Copy out all lines where "указанные" appears.

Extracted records
::::::

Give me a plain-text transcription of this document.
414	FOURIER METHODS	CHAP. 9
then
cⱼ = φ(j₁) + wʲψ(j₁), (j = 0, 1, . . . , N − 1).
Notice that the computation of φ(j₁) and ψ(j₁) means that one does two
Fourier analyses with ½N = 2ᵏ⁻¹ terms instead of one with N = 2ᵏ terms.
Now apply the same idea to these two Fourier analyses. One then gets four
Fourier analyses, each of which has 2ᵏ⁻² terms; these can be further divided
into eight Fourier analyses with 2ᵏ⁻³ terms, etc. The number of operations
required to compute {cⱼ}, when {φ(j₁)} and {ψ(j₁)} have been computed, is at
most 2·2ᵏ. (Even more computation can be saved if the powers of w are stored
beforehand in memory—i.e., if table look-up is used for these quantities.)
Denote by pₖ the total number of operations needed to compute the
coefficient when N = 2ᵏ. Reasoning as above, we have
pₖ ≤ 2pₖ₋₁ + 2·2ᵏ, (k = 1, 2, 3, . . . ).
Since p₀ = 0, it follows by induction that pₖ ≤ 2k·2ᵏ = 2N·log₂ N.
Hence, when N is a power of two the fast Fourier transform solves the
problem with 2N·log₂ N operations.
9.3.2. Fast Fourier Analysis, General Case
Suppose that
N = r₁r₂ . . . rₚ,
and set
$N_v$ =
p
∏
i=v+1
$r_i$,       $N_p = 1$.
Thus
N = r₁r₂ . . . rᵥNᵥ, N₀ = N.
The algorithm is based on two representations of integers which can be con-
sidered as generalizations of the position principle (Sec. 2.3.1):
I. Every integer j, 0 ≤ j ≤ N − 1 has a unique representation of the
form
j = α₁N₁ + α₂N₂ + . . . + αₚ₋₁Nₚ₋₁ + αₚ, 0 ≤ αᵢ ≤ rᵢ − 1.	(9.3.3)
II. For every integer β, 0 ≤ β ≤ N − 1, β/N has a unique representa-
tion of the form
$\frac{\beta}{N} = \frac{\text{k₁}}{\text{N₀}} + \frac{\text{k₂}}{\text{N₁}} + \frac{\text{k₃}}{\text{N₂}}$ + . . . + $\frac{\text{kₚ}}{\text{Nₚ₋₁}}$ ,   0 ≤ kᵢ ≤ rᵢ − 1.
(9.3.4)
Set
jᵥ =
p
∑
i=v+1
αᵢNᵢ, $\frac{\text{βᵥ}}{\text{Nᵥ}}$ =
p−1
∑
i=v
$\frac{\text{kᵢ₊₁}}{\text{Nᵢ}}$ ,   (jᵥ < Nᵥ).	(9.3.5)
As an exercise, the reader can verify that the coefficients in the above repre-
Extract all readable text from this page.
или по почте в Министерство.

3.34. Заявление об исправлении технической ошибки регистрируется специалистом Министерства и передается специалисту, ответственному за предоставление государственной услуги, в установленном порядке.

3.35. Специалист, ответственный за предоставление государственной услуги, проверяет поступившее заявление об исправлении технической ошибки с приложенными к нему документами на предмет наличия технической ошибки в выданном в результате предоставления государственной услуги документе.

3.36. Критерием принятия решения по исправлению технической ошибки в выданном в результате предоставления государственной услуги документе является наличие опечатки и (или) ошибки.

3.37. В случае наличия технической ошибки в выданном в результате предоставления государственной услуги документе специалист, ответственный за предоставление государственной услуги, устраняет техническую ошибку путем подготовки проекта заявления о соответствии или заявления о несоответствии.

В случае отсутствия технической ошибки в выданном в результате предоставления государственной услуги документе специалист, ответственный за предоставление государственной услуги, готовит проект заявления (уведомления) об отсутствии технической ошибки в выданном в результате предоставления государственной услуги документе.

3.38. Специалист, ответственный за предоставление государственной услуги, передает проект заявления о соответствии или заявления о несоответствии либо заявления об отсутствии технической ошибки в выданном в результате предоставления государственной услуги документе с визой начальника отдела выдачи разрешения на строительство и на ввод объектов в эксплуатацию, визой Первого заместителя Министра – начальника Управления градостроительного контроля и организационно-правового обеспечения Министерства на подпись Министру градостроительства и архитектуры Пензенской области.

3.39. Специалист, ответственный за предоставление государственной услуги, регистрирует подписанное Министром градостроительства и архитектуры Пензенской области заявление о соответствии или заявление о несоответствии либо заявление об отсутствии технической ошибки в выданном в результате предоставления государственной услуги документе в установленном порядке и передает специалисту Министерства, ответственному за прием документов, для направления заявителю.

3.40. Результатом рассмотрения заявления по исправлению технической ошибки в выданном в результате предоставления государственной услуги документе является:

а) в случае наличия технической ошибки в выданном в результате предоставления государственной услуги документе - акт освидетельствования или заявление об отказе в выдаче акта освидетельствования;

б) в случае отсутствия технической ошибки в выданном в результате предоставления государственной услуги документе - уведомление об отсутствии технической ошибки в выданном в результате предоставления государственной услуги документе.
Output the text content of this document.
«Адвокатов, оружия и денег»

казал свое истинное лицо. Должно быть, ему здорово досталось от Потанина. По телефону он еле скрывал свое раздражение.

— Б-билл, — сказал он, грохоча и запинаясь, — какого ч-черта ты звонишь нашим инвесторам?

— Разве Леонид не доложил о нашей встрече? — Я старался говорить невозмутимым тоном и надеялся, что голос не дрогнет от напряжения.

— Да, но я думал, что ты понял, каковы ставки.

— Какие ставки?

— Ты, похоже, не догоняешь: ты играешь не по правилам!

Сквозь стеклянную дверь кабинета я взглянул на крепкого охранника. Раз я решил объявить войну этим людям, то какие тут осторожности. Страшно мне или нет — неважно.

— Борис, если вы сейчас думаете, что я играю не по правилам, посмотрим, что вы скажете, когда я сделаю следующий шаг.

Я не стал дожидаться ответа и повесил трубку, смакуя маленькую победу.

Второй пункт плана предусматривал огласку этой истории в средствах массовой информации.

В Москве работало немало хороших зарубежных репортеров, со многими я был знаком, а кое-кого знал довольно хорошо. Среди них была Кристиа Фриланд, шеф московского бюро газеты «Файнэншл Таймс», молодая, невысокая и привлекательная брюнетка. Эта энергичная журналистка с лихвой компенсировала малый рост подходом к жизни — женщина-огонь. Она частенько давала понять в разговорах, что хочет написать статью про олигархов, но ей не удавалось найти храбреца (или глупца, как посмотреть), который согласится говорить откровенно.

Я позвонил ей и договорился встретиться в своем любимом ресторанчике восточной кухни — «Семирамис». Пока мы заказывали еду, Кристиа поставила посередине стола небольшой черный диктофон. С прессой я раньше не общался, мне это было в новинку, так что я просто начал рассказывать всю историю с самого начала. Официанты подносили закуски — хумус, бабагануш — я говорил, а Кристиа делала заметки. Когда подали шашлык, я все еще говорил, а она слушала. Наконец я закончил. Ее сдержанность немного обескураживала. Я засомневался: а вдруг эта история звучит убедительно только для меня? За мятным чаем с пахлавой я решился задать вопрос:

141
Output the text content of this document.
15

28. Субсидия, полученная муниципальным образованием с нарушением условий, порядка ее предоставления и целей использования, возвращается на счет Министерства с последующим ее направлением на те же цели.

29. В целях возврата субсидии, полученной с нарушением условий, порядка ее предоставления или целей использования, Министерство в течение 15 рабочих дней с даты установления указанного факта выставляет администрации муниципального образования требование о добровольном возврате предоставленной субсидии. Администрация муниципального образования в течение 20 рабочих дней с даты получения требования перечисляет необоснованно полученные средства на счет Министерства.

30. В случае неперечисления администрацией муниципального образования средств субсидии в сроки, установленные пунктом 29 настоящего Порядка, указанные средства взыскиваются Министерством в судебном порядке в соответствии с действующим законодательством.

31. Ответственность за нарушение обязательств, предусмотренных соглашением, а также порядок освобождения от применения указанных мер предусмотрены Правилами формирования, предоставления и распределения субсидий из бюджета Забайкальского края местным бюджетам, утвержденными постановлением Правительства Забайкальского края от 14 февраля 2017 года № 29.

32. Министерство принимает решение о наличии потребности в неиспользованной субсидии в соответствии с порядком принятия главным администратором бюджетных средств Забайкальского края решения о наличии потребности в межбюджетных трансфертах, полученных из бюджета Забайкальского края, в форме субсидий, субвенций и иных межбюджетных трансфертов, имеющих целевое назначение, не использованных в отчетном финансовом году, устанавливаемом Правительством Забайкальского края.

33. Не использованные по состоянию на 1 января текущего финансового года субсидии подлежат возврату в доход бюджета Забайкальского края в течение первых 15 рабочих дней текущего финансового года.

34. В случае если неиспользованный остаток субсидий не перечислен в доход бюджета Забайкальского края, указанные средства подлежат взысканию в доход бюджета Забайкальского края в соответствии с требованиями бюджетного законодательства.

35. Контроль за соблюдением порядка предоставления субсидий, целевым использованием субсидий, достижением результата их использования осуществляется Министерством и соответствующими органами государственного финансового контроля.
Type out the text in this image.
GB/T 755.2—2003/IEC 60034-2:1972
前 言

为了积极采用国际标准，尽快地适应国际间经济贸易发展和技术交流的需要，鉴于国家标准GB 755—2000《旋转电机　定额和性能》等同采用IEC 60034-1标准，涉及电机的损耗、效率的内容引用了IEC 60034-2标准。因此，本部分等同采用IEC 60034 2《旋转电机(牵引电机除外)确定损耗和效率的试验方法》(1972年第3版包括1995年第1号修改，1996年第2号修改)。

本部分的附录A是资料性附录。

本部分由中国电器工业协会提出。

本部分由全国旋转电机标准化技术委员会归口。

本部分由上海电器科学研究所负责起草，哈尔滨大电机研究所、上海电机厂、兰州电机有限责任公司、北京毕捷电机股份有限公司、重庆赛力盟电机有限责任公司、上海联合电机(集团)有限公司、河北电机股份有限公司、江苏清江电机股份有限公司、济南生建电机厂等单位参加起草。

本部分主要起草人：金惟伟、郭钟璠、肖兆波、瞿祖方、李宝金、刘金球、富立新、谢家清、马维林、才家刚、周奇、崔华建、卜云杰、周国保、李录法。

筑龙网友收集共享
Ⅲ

::::::

§ FULL OUTPUT
30. В случае неперечисления администрацией муниципального образования средств субсидии в сроки, установленные пунктом 29 настоящего Порядка, указанные средства взыскиваются Министерством в судебном порядке в соответствии с действующим законодательством.
34. В случае если неиспользованный остаток субсидий не перечислен в доход бюджета Забайкальского края, указанные средства подлежат взысканию в доход бюджета Забайкальского края в соответствии с требованиями бюджетного законодательства.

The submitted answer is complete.